* _Aim of the exercise_:
Reproduce the listing below word for word, keeping every line and every character unchanged.
begin Provided entries
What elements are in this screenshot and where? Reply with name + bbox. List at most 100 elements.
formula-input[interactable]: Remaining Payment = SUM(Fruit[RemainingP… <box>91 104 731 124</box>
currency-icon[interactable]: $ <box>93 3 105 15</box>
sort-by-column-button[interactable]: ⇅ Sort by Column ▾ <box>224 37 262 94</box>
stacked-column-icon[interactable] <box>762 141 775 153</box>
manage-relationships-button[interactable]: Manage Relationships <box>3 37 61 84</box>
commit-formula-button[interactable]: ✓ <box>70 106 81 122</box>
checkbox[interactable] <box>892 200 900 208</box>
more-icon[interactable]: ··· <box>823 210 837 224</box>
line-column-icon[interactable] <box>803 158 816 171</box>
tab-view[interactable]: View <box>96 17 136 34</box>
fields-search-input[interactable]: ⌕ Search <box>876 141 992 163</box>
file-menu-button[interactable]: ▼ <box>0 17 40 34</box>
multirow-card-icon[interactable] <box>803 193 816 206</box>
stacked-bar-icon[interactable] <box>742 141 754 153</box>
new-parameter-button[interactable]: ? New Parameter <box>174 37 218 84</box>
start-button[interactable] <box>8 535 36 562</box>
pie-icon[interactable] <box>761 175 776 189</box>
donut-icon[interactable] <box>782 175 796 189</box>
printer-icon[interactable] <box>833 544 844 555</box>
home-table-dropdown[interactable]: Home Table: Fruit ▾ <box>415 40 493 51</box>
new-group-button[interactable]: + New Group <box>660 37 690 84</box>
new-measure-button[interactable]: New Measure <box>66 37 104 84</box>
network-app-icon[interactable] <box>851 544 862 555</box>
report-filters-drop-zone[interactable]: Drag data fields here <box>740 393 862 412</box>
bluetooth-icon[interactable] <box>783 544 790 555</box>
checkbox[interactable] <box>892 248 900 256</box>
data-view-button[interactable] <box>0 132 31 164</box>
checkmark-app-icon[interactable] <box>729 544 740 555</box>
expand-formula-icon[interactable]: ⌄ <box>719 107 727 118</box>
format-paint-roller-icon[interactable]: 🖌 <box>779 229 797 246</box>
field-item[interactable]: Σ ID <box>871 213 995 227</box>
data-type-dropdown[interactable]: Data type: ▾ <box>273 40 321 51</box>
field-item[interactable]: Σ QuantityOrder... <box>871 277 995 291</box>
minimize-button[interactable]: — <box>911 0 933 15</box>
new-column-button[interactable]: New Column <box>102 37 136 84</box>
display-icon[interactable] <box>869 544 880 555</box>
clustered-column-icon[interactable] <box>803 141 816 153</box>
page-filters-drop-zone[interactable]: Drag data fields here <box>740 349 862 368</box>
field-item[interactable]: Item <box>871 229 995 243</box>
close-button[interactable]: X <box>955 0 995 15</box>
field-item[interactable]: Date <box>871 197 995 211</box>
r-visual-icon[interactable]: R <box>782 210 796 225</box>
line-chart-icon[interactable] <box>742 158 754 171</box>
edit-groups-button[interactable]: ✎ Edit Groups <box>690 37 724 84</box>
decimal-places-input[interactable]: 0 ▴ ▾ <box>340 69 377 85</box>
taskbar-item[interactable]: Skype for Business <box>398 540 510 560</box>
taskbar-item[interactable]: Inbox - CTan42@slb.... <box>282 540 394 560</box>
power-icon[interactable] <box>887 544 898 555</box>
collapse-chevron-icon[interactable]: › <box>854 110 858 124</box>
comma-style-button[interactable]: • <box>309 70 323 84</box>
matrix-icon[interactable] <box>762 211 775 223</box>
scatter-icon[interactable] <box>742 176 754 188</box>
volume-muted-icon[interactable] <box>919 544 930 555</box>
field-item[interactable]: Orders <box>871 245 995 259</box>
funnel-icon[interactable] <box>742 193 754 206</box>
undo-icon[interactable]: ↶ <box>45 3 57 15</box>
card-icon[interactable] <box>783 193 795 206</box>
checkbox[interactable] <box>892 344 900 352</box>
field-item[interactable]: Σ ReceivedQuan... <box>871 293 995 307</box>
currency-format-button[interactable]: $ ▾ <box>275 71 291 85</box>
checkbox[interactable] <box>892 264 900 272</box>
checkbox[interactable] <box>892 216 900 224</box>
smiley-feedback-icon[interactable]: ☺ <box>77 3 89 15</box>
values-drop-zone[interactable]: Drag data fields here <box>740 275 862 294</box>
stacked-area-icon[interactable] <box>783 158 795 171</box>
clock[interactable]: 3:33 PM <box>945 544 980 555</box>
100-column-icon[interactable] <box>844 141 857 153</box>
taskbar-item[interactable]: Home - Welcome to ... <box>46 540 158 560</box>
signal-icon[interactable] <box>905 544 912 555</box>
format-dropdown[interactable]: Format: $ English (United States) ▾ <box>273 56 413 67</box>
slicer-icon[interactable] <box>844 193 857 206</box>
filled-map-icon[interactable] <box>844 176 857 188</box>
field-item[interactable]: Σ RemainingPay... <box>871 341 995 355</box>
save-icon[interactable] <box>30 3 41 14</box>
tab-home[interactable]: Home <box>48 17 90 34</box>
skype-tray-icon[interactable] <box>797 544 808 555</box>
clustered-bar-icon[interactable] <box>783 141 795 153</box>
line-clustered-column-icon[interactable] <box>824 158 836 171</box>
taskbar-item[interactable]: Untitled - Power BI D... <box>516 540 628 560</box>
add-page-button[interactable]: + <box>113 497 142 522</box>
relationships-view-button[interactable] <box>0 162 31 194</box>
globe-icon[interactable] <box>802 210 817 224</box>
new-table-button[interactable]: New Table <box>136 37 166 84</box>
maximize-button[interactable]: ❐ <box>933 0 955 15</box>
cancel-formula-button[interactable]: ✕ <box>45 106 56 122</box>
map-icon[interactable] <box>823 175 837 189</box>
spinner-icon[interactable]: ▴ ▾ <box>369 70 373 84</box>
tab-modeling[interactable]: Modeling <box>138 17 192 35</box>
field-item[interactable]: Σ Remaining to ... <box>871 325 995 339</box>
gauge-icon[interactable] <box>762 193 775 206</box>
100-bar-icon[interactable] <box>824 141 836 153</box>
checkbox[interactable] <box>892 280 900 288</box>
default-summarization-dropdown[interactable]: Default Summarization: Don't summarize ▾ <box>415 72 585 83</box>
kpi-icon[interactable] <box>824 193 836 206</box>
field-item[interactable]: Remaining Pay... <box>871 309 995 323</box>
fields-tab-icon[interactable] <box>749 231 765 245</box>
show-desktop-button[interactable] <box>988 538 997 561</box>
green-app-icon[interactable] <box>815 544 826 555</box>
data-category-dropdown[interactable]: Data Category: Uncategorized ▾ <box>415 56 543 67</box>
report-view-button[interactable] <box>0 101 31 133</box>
end Provided entries
* _Solution for this task_:
What elements are in this screenshot and where? Reply with name + bbox. List at most 100 elements.
formula-input[interactable]: Remaining Payment = SUM(Fruit[RemainingP… <box>91 104 731 124</box>
currency-icon[interactable]: $ <box>93 3 105 15</box>
sort-by-column-button[interactable]: ⇅ Sort by Column ▾ <box>224 37 262 94</box>
stacked-column-icon[interactable] <box>762 141 775 153</box>
manage-relationships-button[interactable]: Manage Relationships <box>3 37 61 84</box>
commit-formula-button[interactable]: ✓ <box>70 106 81 122</box>
checkbox[interactable] <box>892 200 900 208</box>
more-icon[interactable]: ··· <box>823 210 837 224</box>
line-column-icon[interactable] <box>803 158 816 171</box>
tab-view[interactable]: View <box>96 17 136 34</box>
fields-search-input[interactable]: ⌕ Search <box>876 141 992 163</box>
file-menu-button[interactable]: ▼ <box>0 17 40 34</box>
multirow-card-icon[interactable] <box>803 193 816 206</box>
stacked-bar-icon[interactable] <box>742 141 754 153</box>
new-parameter-button[interactable]: ? New Parameter <box>174 37 218 84</box>
start-button[interactable] <box>8 535 36 562</box>
pie-icon[interactable] <box>761 175 776 189</box>
donut-icon[interactable] <box>782 175 796 189</box>
printer-icon[interactable] <box>833 544 844 555</box>
home-table-dropdown[interactable]: Home Table: Fruit ▾ <box>415 40 493 51</box>
new-group-button[interactable]: + New Group <box>660 37 690 84</box>
new-measure-button[interactable]: New Measure <box>66 37 104 84</box>
network-app-icon[interactable] <box>851 544 862 555</box>
report-filters-drop-zone[interactable]: Drag data fields here <box>740 393 862 412</box>
bluetooth-icon[interactable] <box>783 544 790 555</box>
checkbox[interactable] <box>892 248 900 256</box>
data-view-button[interactable] <box>0 132 31 164</box>
checkmark-app-icon[interactable] <box>729 544 740 555</box>
expand-formula-icon[interactable]: ⌄ <box>719 107 727 118</box>
format-paint-roller-icon[interactable]: 🖌 <box>779 229 797 246</box>
field-item[interactable]: Σ ID <box>871 213 995 227</box>
data-type-dropdown[interactable]: Data type: ▾ <box>273 40 321 51</box>
field-item[interactable]: Σ QuantityOrder... <box>871 277 995 291</box>
minimize-button[interactable]: — <box>911 0 933 15</box>
new-column-button[interactable]: New Column <box>102 37 136 84</box>
display-icon[interactable] <box>869 544 880 555</box>
clustered-column-icon[interactable] <box>803 141 816 153</box>
page-filters-drop-zone[interactable]: Drag data fields here <box>740 349 862 368</box>
field-item[interactable]: Item <box>871 229 995 243</box>
close-button[interactable]: X <box>955 0 995 15</box>
field-item[interactable]: Date <box>871 197 995 211</box>
r-visual-icon[interactable]: R <box>782 210 796 225</box>
line-chart-icon[interactable] <box>742 158 754 171</box>
edit-groups-button[interactable]: ✎ Edit Groups <box>690 37 724 84</box>
decimal-places-input[interactable]: 0 ▴ ▾ <box>340 69 377 85</box>
taskbar-item[interactable]: Skype for Business <box>398 540 510 560</box>
taskbar-item[interactable]: Inbox - CTan42@slb.... <box>282 540 394 560</box>
power-icon[interactable] <box>887 544 898 555</box>
collapse-chevron-icon[interactable]: › <box>854 110 858 124</box>
comma-style-button[interactable]: • <box>309 70 323 84</box>
matrix-icon[interactable] <box>762 211 775 223</box>
scatter-icon[interactable] <box>742 176 754 188</box>
volume-muted-icon[interactable] <box>919 544 930 555</box>
field-item[interactable]: Orders <box>871 245 995 259</box>
funnel-icon[interactable] <box>742 193 754 206</box>
undo-icon[interactable]: ↶ <box>45 3 57 15</box>
card-icon[interactable] <box>783 193 795 206</box>
checkbox[interactable] <box>892 344 900 352</box>
field-item[interactable]: Σ ReceivedQuan... <box>871 293 995 307</box>
currency-format-button[interactable]: $ ▾ <box>275 71 291 85</box>
checkbox[interactable] <box>892 264 900 272</box>
checkbox[interactable] <box>892 216 900 224</box>
smiley-feedback-icon[interactable]: ☺ <box>77 3 89 15</box>
values-drop-zone[interactable]: Drag data fields here <box>740 275 862 294</box>
stacked-area-icon[interactable] <box>783 158 795 171</box>
clock[interactable]: 3:33 PM <box>945 544 980 555</box>
100-column-icon[interactable] <box>844 141 857 153</box>
taskbar-item[interactable]: Home - Welcome to ... <box>46 540 158 560</box>
signal-icon[interactable] <box>905 544 912 555</box>
format-dropdown[interactable]: Format: $ English (United States) ▾ <box>273 56 413 67</box>
slicer-icon[interactable] <box>844 193 857 206</box>
filled-map-icon[interactable] <box>844 176 857 188</box>
field-item[interactable]: Σ RemainingPay... <box>871 341 995 355</box>
save-icon[interactable] <box>30 3 41 14</box>
tab-home[interactable]: Home <box>48 17 90 34</box>
skype-tray-icon[interactable] <box>797 544 808 555</box>
clustered-bar-icon[interactable] <box>783 141 795 153</box>
line-clustered-column-icon[interactable] <box>824 158 836 171</box>
taskbar-item[interactable]: Untitled - Power BI D... <box>516 540 628 560</box>
add-page-button[interactable]: + <box>113 497 142 522</box>
relationships-view-button[interactable] <box>0 162 31 194</box>
globe-icon[interactable] <box>802 210 817 224</box>
new-table-button[interactable]: New Table <box>136 37 166 84</box>
maximize-button[interactable]: ❐ <box>933 0 955 15</box>
cancel-formula-button[interactable]: ✕ <box>45 106 56 122</box>
map-icon[interactable] <box>823 175 837 189</box>
spinner-icon[interactable]: ▴ ▾ <box>369 70 373 84</box>
tab-modeling[interactable]: Modeling <box>138 17 192 35</box>
field-item[interactable]: Σ Remaining to ... <box>871 325 995 339</box>
gauge-icon[interactable] <box>762 193 775 206</box>
100-bar-icon[interactable] <box>824 141 836 153</box>
checkbox[interactable] <box>892 280 900 288</box>
default-summarization-dropdown[interactable]: Default Summarization: Don't summarize ▾ <box>415 72 585 83</box>
kpi-icon[interactable] <box>824 193 836 206</box>
field-item[interactable]: Remaining Pay... <box>871 309 995 323</box>
fields-tab-icon[interactable] <box>749 231 765 245</box>
show-desktop-button[interactable] <box>988 538 997 561</box>
green-app-icon[interactable] <box>815 544 826 555</box>
data-category-dropdown[interactable]: Data Category: Uncategorized ▾ <box>415 56 543 67</box>
report-view-button[interactable] <box>0 101 31 133</box>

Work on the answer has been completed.